PROBLEM TO WORK ON
Reply with one number only: the count of lines below that contain the word "sozialen".

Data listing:
______________________________
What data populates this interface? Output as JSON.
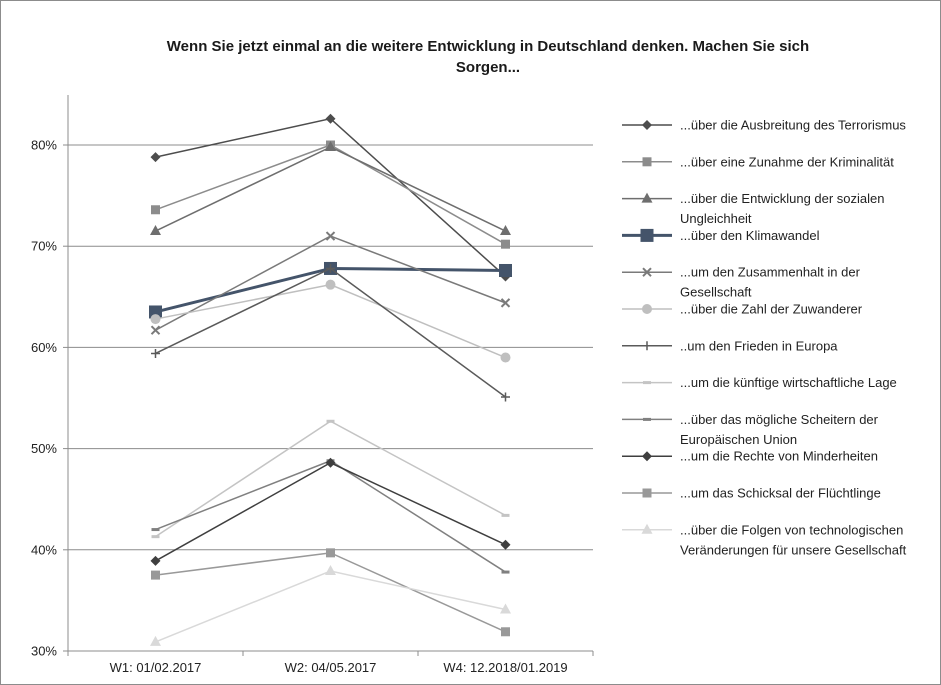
{
  "chart_data": {
    "type": "line",
    "title_lines": [
      "Wenn Sie jetzt einmal an die weitere Entwicklung in Deutschland denken. Machen Sie sich",
      "Sorgen..."
    ],
    "categories": [
      "W1: 01/02.2017",
      "W2: 04/05.2017",
      "W4: 12.2018/01.2019"
    ],
    "ylim": [
      30,
      80
    ],
    "yticks": [
      30,
      40,
      50,
      60,
      70,
      80
    ],
    "ytick_labels": [
      "30%",
      "40%",
      "50%",
      "60%",
      "70%",
      "80%"
    ],
    "grid": true,
    "legend_position": "right",
    "series": [
      {
        "name": "...über die Ausbreitung des Terrorismus",
        "name_lines": [
          "...über die Ausbreitung des Terrorismus"
        ],
        "values": [
          78.8,
          82.6,
          67.0
        ],
        "color": "#4d4d4d",
        "marker": "diamond",
        "width": 1.5
      },
      {
        "name": "...über eine Zunahme der Kriminalität",
        "name_lines": [
          "...über eine Zunahme der Kriminalität"
        ],
        "values": [
          73.6,
          80.0,
          70.2
        ],
        "color": "#8c8c8c",
        "marker": "square",
        "width": 1.5
      },
      {
        "name": "...über die Entwicklung der sozialen Ungleichheit",
        "name_lines": [
          "...über die Entwicklung der sozialen",
          "Ungleichheit"
        ],
        "values": [
          71.5,
          79.8,
          71.5
        ],
        "color": "#6e6e6e",
        "marker": "triangle",
        "width": 1.5
      },
      {
        "name": "...über den Klimawandel",
        "name_lines": [
          "...über den Klimawandel"
        ],
        "values": [
          63.5,
          67.8,
          67.6
        ],
        "color": "#44546a",
        "marker": "square-big",
        "width": 3
      },
      {
        "name": "...um den Zusammenhalt in der Gesellschaft",
        "name_lines": [
          "...um den Zusammenhalt in der",
          "Gesellschaft"
        ],
        "values": [
          61.7,
          71.0,
          64.4
        ],
        "color": "#7a7a7a",
        "marker": "x",
        "width": 1.5
      },
      {
        "name": "...über die Zahl der Zuwanderer",
        "name_lines": [
          "...über die Zahl der Zuwanderer"
        ],
        "values": [
          62.8,
          66.2,
          59.0
        ],
        "color": "#bfbfbf",
        "marker": "circle",
        "width": 1.5
      },
      {
        "name": "..um den Frieden in Europa",
        "name_lines": [
          "..um den Frieden in Europa"
        ],
        "values": [
          59.4,
          67.8,
          55.1
        ],
        "color": "#5a5a5a",
        "marker": "plus",
        "width": 1.5
      },
      {
        "name": "...um die künftige wirtschaftliche Lage",
        "name_lines": [
          "...um die künftige wirtschaftliche Lage"
        ],
        "values": [
          41.3,
          52.7,
          43.4
        ],
        "color": "#c4c4c4",
        "marker": "dash",
        "width": 1.5
      },
      {
        "name": "...über das mögliche Scheitern der Europäischen Union",
        "name_lines": [
          "...über das mögliche Scheitern der",
          "Europäischen Union"
        ],
        "values": [
          42.0,
          48.8,
          37.8
        ],
        "color": "#808080",
        "marker": "dash",
        "width": 1.5
      },
      {
        "name": "...um die Rechte von Minderheiten",
        "name_lines": [
          "...um die Rechte von Minderheiten"
        ],
        "values": [
          38.9,
          48.6,
          40.5
        ],
        "color": "#3f3f3f",
        "marker": "diamond",
        "width": 1.5
      },
      {
        "name": "...um das Schicksal der Flüchtlinge",
        "name_lines": [
          "...um das Schicksal der Flüchtlinge"
        ],
        "values": [
          37.5,
          39.7,
          31.9
        ],
        "color": "#999999",
        "marker": "square",
        "width": 1.5
      },
      {
        "name": "...über die Folgen von technologischen Veränderungen für unsere Gesellschaft",
        "name_lines": [
          "...über die Folgen von technologischen",
          "Veränderungen für unsere Gesellschaft"
        ],
        "values": [
          30.9,
          37.9,
          34.1
        ],
        "color": "#d9d9d9",
        "marker": "triangle",
        "width": 1.5
      }
    ]
  }
}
______________________________
FINAL ANSWER
2